═══ Data records

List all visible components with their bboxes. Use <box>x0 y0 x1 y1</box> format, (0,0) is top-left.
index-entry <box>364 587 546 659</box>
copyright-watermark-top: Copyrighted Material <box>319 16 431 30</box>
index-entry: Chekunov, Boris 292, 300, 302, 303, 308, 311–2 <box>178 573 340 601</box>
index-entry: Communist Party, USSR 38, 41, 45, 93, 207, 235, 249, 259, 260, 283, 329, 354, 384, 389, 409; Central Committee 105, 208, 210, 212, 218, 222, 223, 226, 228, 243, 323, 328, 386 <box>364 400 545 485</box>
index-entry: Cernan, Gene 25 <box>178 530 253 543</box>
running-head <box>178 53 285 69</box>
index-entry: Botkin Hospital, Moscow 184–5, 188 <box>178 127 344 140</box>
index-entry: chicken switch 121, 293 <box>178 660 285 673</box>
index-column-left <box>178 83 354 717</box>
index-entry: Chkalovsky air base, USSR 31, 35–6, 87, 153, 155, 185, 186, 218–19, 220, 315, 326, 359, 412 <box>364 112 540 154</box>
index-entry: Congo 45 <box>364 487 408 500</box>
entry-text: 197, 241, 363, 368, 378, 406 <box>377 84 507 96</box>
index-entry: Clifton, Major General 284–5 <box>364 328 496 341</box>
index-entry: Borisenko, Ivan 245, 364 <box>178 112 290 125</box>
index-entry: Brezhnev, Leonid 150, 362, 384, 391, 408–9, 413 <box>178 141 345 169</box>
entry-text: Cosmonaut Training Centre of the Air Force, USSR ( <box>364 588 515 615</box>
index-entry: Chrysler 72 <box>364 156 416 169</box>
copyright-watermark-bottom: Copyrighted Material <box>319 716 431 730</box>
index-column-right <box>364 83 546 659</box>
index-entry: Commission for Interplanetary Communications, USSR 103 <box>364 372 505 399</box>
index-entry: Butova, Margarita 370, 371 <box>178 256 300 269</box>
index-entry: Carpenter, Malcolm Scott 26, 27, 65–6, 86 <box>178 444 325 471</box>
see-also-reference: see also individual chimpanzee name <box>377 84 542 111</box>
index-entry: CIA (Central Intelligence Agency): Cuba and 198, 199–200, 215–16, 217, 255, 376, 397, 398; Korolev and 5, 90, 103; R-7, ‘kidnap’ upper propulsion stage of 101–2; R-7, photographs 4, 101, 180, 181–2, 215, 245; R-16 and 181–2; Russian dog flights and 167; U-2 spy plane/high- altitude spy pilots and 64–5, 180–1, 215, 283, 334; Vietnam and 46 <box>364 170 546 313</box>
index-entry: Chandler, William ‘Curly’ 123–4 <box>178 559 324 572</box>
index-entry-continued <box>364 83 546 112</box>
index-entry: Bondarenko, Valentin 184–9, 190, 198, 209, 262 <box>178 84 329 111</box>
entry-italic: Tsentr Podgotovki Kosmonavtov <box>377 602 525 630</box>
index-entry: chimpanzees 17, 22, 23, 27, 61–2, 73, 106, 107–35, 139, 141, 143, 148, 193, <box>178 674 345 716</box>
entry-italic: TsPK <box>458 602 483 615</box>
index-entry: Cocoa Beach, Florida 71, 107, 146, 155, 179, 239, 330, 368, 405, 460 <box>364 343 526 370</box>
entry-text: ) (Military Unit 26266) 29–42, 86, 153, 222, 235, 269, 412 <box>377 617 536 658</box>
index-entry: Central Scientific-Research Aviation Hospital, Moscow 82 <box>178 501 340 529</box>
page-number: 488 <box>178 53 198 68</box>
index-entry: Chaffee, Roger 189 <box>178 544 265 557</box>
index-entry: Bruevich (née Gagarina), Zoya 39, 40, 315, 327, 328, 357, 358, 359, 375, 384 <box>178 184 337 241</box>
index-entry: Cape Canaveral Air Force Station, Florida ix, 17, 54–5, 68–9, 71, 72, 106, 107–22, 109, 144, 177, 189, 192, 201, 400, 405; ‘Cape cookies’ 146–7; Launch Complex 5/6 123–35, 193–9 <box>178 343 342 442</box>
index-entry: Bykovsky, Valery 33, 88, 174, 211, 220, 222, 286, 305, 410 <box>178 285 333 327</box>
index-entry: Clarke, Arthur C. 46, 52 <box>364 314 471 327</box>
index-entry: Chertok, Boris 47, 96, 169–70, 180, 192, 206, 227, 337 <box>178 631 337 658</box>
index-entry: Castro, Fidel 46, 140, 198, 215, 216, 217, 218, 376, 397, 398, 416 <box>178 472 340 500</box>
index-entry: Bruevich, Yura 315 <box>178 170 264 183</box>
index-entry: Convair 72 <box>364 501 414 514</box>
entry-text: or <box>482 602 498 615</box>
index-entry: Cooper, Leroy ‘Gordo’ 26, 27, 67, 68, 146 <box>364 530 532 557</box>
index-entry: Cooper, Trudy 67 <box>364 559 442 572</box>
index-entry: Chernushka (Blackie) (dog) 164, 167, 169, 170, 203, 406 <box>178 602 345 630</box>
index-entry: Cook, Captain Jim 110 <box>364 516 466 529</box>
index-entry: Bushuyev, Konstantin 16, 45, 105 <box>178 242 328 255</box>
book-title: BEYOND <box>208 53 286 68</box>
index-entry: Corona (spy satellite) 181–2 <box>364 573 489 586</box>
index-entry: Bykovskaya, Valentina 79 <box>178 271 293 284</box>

══════

Work order
Output the entire data exactly, line for line.

Solution
List all visible components with their bboxes. Use <box>x0 y0 x1 y1</box> format, (0,0) is top-left.
index-entry <box>364 587 546 659</box>
copyright-watermark-top: Copyrighted Material <box>319 16 431 30</box>
index-entry: Chekunov, Boris 292, 300, 302, 303, 308, 311–2 <box>178 573 340 601</box>
index-entry: Communist Party, USSR 38, 41, 45, 93, 207, 235, 249, 259, 260, 283, 329, 354, 384, 389, 409; Central Committee 105, 208, 210, 212, 218, 222, 223, 226, 228, 243, 323, 328, 386 <box>364 400 545 485</box>
index-entry: Cernan, Gene 25 <box>178 530 253 543</box>
running-head <box>178 53 285 69</box>
index-entry: Botkin Hospital, Moscow 184–5, 188 <box>178 127 344 140</box>
index-entry: chicken switch 121, 293 <box>178 660 285 673</box>
index-column-left <box>178 83 354 717</box>
index-entry: Chkalovsky air base, USSR 31, 35–6, 87, 153, 155, 185, 186, 218–19, 220, 315, 326, 359, 412 <box>364 112 540 154</box>
index-entry: Congo 45 <box>364 487 408 500</box>
entry-text: 197, 241, 363, 368, 378, 406 <box>377 84 507 96</box>
index-entry: Clifton, Major General 284–5 <box>364 328 496 341</box>
index-entry: Borisenko, Ivan 245, 364 <box>178 112 290 125</box>
index-entry: Brezhnev, Leonid 150, 362, 384, 391, 408–9, 413 <box>178 141 345 169</box>
entry-text: Cosmonaut Training Centre of the Air Force, USSR ( <box>364 588 515 615</box>
index-entry: Chrysler 72 <box>364 156 416 169</box>
copyright-watermark-bottom: Copyrighted Material <box>319 716 431 730</box>
index-column-right <box>364 83 546 659</box>
index-entry: Commission for Interplanetary Communications, USSR 103 <box>364 372 505 399</box>
index-entry: Butova, Margarita 370, 371 <box>178 256 300 269</box>
index-entry: Carpenter, Malcolm Scott 26, 27, 65–6, 86 <box>178 444 325 471</box>
see-also-reference: see also individual chimpanzee name <box>377 84 542 111</box>
index-entry: CIA (Central Intelligence Agency): Cuba and 198, 199–200, 215–16, 217, 255, 376, 397, 398; Korolev and 5, 90, 103; R-7, ‘kidnap’ upper propulsion stage of 101–2; R-7, photographs 4, 101, 180, 181–2, 215, 245; R-16 and 181–2; Russian dog flights and 167; U-2 spy plane/high- altitude spy pilots and 64–5, 180–1, 215, 283, 334; Vietnam and 46 <box>364 170 546 313</box>
index-entry: Chandler, William ‘Curly’ 123–4 <box>178 559 324 572</box>
index-entry-continued <box>364 83 546 112</box>
index-entry: Bondarenko, Valentin 184–9, 190, 198, 209, 262 <box>178 84 329 111</box>
entry-italic: Tsentr Podgotovki Kosmonavtov <box>377 602 525 630</box>
index-entry: chimpanzees 17, 22, 23, 27, 61–2, 73, 106, 107–35, 139, 141, 143, 148, 193, <box>178 674 345 716</box>
entry-italic: TsPK <box>458 602 483 615</box>
index-entry: Cocoa Beach, Florida 71, 107, 146, 155, 179, 239, 330, 368, 405, 460 <box>364 343 526 370</box>
entry-text: ) (Military Unit 26266) 29–42, 86, 153, 222, 235, 269, 412 <box>377 617 536 658</box>
index-entry: Central Scientific-Research Aviation Hospital, Moscow 82 <box>178 501 340 529</box>
page-number: 488 <box>178 53 198 68</box>
index-entry: Chaffee, Roger 189 <box>178 544 265 557</box>
index-entry: Bruevich (née Gagarina), Zoya 39, 40, 315, 327, 328, 357, 358, 359, 375, 384 <box>178 184 337 241</box>
index-entry: Cape Canaveral Air Force Station, Florida ix, 17, 54–5, 68–9, 71, 72, 106, 107–22, 109, 144, 177, 189, 192, 201, 400, 405; ‘Cape cookies’ 146–7; Launch Complex 5/6 123–35, 193–9 <box>178 343 342 442</box>
index-entry: Bykovsky, Valery 33, 88, 174, 211, 220, 222, 286, 305, 410 <box>178 285 333 327</box>
index-entry: Clarke, Arthur C. 46, 52 <box>364 314 471 327</box>
index-entry: Chertok, Boris 47, 96, 169–70, 180, 192, 206, 227, 337 <box>178 631 337 658</box>
index-entry: Castro, Fidel 46, 140, 198, 215, 216, 217, 218, 376, 397, 398, 416 <box>178 472 340 500</box>
index-entry: Bruevich, Yura 315 <box>178 170 264 183</box>
index-entry: Convair 72 <box>364 501 414 514</box>
entry-text: or <box>482 602 498 615</box>
index-entry: Cooper, Leroy ‘Gordo’ 26, 27, 67, 68, 146 <box>364 530 532 557</box>
index-entry: Cooper, Trudy 67 <box>364 559 442 572</box>
index-entry: Chernushka (Blackie) (dog) 164, 167, 169, 170, 203, 406 <box>178 602 345 630</box>
index-entry: Cook, Captain Jim 110 <box>364 516 466 529</box>
index-entry: Bushuyev, Konstantin 16, 45, 105 <box>178 242 328 255</box>
book-title: BEYOND <box>208 53 286 68</box>
index-entry: Corona (spy satellite) 181–2 <box>364 573 489 586</box>
index-entry: Bykovskaya, Valentina 79 <box>178 271 293 284</box>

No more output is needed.